▸ Aim
Every line below must be reproduced exactly. Copy them all.
>> BEGIN Data section
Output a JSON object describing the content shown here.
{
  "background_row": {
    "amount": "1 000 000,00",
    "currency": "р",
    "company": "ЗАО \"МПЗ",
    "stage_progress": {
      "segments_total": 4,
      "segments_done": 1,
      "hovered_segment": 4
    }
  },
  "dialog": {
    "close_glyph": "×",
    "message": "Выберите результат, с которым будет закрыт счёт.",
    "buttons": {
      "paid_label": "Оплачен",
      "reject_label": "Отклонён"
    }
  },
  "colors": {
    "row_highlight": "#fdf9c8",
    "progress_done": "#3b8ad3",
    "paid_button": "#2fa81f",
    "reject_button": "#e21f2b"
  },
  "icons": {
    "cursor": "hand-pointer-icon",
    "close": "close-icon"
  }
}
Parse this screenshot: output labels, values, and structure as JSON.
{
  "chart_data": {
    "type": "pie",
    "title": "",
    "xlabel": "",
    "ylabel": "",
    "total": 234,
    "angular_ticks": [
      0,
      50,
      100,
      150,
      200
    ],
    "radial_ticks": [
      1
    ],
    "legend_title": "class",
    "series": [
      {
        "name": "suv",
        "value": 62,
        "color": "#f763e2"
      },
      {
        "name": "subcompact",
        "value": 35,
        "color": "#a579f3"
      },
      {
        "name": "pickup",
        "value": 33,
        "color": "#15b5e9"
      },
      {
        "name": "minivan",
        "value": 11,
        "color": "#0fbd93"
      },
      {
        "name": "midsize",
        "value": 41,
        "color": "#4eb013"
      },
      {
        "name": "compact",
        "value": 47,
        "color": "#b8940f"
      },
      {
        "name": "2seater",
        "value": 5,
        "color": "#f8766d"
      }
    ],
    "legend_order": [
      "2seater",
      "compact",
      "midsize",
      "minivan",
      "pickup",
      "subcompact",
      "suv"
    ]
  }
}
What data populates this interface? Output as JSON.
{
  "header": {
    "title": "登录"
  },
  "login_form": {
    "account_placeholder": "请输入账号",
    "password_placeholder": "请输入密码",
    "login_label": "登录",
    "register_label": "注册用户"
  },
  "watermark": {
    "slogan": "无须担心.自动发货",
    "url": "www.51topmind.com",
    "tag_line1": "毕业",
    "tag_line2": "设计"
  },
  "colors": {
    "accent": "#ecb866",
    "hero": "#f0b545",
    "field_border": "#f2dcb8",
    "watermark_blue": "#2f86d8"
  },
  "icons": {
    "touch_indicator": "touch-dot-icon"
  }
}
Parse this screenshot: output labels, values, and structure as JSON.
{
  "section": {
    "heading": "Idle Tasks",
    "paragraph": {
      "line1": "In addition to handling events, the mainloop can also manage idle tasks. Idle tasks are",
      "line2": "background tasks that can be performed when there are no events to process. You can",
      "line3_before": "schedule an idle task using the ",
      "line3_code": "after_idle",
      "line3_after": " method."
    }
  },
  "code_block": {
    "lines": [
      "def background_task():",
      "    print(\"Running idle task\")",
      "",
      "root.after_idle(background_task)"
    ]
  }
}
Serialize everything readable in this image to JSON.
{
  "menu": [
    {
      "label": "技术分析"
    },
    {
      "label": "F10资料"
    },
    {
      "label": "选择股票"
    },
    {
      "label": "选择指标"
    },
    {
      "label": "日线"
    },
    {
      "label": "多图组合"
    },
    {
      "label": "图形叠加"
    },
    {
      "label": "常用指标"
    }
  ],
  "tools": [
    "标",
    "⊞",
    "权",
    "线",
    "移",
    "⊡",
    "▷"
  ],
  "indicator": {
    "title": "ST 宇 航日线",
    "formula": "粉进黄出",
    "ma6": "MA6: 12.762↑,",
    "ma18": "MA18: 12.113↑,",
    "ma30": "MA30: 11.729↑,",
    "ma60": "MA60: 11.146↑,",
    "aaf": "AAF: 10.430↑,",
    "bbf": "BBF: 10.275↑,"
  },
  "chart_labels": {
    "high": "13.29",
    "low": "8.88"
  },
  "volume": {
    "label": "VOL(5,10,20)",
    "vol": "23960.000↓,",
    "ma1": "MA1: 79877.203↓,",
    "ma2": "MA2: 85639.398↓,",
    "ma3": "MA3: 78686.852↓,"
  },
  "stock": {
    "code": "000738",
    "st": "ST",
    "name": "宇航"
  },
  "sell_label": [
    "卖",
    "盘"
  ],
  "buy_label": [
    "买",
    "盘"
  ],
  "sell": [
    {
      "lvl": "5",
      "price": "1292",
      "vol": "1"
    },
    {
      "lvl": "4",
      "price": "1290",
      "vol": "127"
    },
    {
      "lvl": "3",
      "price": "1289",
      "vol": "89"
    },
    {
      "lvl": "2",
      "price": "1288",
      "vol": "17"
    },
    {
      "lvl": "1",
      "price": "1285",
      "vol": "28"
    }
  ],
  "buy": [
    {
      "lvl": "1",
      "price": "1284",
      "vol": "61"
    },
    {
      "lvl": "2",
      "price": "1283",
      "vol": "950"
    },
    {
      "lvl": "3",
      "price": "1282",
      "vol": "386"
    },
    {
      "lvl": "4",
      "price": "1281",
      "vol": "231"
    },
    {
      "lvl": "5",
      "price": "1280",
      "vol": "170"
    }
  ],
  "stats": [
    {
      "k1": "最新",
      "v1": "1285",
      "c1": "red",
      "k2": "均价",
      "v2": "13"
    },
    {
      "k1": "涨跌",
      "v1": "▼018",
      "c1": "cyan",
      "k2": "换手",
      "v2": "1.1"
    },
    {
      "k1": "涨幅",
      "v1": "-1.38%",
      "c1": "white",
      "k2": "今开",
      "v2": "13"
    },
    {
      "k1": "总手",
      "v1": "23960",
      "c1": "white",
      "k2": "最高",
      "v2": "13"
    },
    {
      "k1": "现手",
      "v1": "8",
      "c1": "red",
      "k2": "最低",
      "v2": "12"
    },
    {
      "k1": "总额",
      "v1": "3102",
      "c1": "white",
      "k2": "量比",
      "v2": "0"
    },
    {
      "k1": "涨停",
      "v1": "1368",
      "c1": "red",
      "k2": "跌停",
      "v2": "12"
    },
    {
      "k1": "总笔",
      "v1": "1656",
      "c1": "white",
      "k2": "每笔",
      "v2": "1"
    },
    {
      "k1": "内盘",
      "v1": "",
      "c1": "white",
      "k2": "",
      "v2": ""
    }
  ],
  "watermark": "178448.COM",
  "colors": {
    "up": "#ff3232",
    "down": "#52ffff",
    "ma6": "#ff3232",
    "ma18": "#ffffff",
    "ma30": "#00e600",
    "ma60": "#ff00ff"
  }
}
>> END Data section
▸ Answer to the problem
Output a JSON object describing the content shown here.
{
  "background_row": {
    "amount": "1 000 000,00",
    "currency": "р",
    "company": "ЗАО \"МПЗ",
    "stage_progress": {
      "segments_total": 4,
      "segments_done": 1,
      "hovered_segment": 4
    }
  },
  "dialog": {
    "close_glyph": "×",
    "message": "Выберите результат, с которым будет закрыт счёт.",
    "buttons": {
      "paid_label": "Оплачен",
      "reject_label": "Отклонён"
    }
  },
  "colors": {
    "row_highlight": "#fdf9c8",
    "progress_done": "#3b8ad3",
    "paid_button": "#2fa81f",
    "reject_button": "#e21f2b"
  },
  "icons": {
    "cursor": "hand-pointer-icon",
    "close": "close-icon"
  }
}
Parse this screenshot: output labels, values, and structure as JSON.
{
  "chart_data": {
    "type": "pie",
    "title": "",
    "xlabel": "",
    "ylabel": "",
    "total": 234,
    "angular_ticks": [
      0,
      50,
      100,
      150,
      200
    ],
    "radial_ticks": [
      1
    ],
    "legend_title": "class",
    "series": [
      {
        "name": "suv",
        "value": 62,
        "color": "#f763e2"
      },
      {
        "name": "subcompact",
        "value": 35,
        "color": "#a579f3"
      },
      {
        "name": "pickup",
        "value": 33,
        "color": "#15b5e9"
      },
      {
        "name": "minivan",
        "value": 11,
        "color": "#0fbd93"
      },
      {
        "name": "midsize",
        "value": 41,
        "color": "#4eb013"
      },
      {
        "name": "compact",
        "value": 47,
        "color": "#b8940f"
      },
      {
        "name": "2seater",
        "value": 5,
        "color": "#f8766d"
      }
    ],
    "legend_order": [
      "2seater",
      "compact",
      "midsize",
      "minivan",
      "pickup",
      "subcompact",
      "suv"
    ]
  }
}
What data populates this interface? Output as JSON.
{
  "header": {
    "title": "登录"
  },
  "login_form": {
    "account_placeholder": "请输入账号",
    "password_placeholder": "请输入密码",
    "login_label": "登录",
    "register_label": "注册用户"
  },
  "watermark": {
    "slogan": "无须担心.自动发货",
    "url": "www.51topmind.com",
    "tag_line1": "毕业",
    "tag_line2": "设计"
  },
  "colors": {
    "accent": "#ecb866",
    "hero": "#f0b545",
    "field_border": "#f2dcb8",
    "watermark_blue": "#2f86d8"
  },
  "icons": {
    "touch_indicator": "touch-dot-icon"
  }
}
Parse this screenshot: output labels, values, and structure as JSON.
{
  "section": {
    "heading": "Idle Tasks",
    "paragraph": {
      "line1": "In addition to handling events, the mainloop can also manage idle tasks. Idle tasks are",
      "line2": "background tasks that can be performed when there are no events to process. You can",
      "line3_before": "schedule an idle task using the ",
      "line3_code": "after_idle",
      "line3_after": " method."
    }
  },
  "code_block": {
    "lines": [
      "def background_task():",
      "    print(\"Running idle task\")",
      "",
      "root.after_idle(background_task)"
    ]
  }
}
Serialize everything readable in this image to JSON.
{
  "menu": [
    {
      "label": "技术分析"
    },
    {
      "label": "F10资料"
    },
    {
      "label": "选择股票"
    },
    {
      "label": "选择指标"
    },
    {
      "label": "日线"
    },
    {
      "label": "多图组合"
    },
    {
      "label": "图形叠加"
    },
    {
      "label": "常用指标"
    }
  ],
  "tools": [
    "标",
    "⊞",
    "权",
    "线",
    "移",
    "⊡",
    "▷"
  ],
  "indicator": {
    "title": "ST 宇 航日线",
    "formula": "粉进黄出",
    "ma6": "MA6: 12.762↑,",
    "ma18": "MA18: 12.113↑,",
    "ma30": "MA30: 11.729↑,",
    "ma60": "MA60: 11.146↑,",
    "aaf": "AAF: 10.430↑,",
    "bbf": "BBF: 10.275↑,"
  },
  "chart_labels": {
    "high": "13.29",
    "low": "8.88"
  },
  "volume": {
    "label": "VOL(5,10,20)",
    "vol": "23960.000↓,",
    "ma1": "MA1: 79877.203↓,",
    "ma2": "MA2: 85639.398↓,",
    "ma3": "MA3: 78686.852↓,"
  },
  "stock": {
    "code": "000738",
    "st": "ST",
    "name": "宇航"
  },
  "sell_label": [
    "卖",
    "盘"
  ],
  "buy_label": [
    "买",
    "盘"
  ],
  "sell": [
    {
      "lvl": "5",
      "price": "1292",
      "vol": "1"
    },
    {
      "lvl": "4",
      "price": "1290",
      "vol": "127"
    },
    {
      "lvl": "3",
      "price": "1289",
      "vol": "89"
    },
    {
      "lvl": "2",
      "price": "1288",
      "vol": "17"
    },
    {
      "lvl": "1",
      "price": "1285",
      "vol": "28"
    }
  ],
  "buy": [
    {
      "lvl": "1",
      "price": "1284",
      "vol": "61"
    },
    {
      "lvl": "2",
      "price": "1283",
      "vol": "950"
    },
    {
      "lvl": "3",
      "price": "1282",
      "vol": "386"
    },
    {
      "lvl": "4",
      "price": "1281",
      "vol": "231"
    },
    {
      "lvl": "5",
      "price": "1280",
      "vol": "170"
    }
  ],
  "stats": [
    {
      "k1": "最新",
      "v1": "1285",
      "c1": "red",
      "k2": "均价",
      "v2": "13"
    },
    {
      "k1": "涨跌",
      "v1": "▼018",
      "c1": "cyan",
      "k2": "换手",
      "v2": "1.1"
    },
    {
      "k1": "涨幅",
      "v1": "-1.38%",
      "c1": "white",
      "k2": "今开",
      "v2": "13"
    },
    {
      "k1": "总手",
      "v1": "23960",
      "c1": "white",
      "k2": "最高",
      "v2": "13"
    },
    {
      "k1": "现手",
      "v1": "8",
      "c1": "red",
      "k2": "最低",
      "v2": "12"
    },
    {
      "k1": "总额",
      "v1": "3102",
      "c1": "white",
      "k2": "量比",
      "v2": "0"
    },
    {
      "k1": "涨停",
      "v1": "1368",
      "c1": "red",
      "k2": "跌停",
      "v2": "12"
    },
    {
      "k1": "总笔",
      "v1": "1656",
      "c1": "white",
      "k2": "每笔",
      "v2": "1"
    },
    {
      "k1": "内盘",
      "v1": "",
      "c1": "white",
      "k2": "",
      "v2": ""
    }
  ],
  "watermark": "178448.COM",
  "colors": {
    "up": "#ff3232",
    "down": "#52ffff",
    "ma6": "#ff3232",
    "ma18": "#ffffff",
    "ma30": "#00e600",
    "ma60": "#ff00ff"
  }
}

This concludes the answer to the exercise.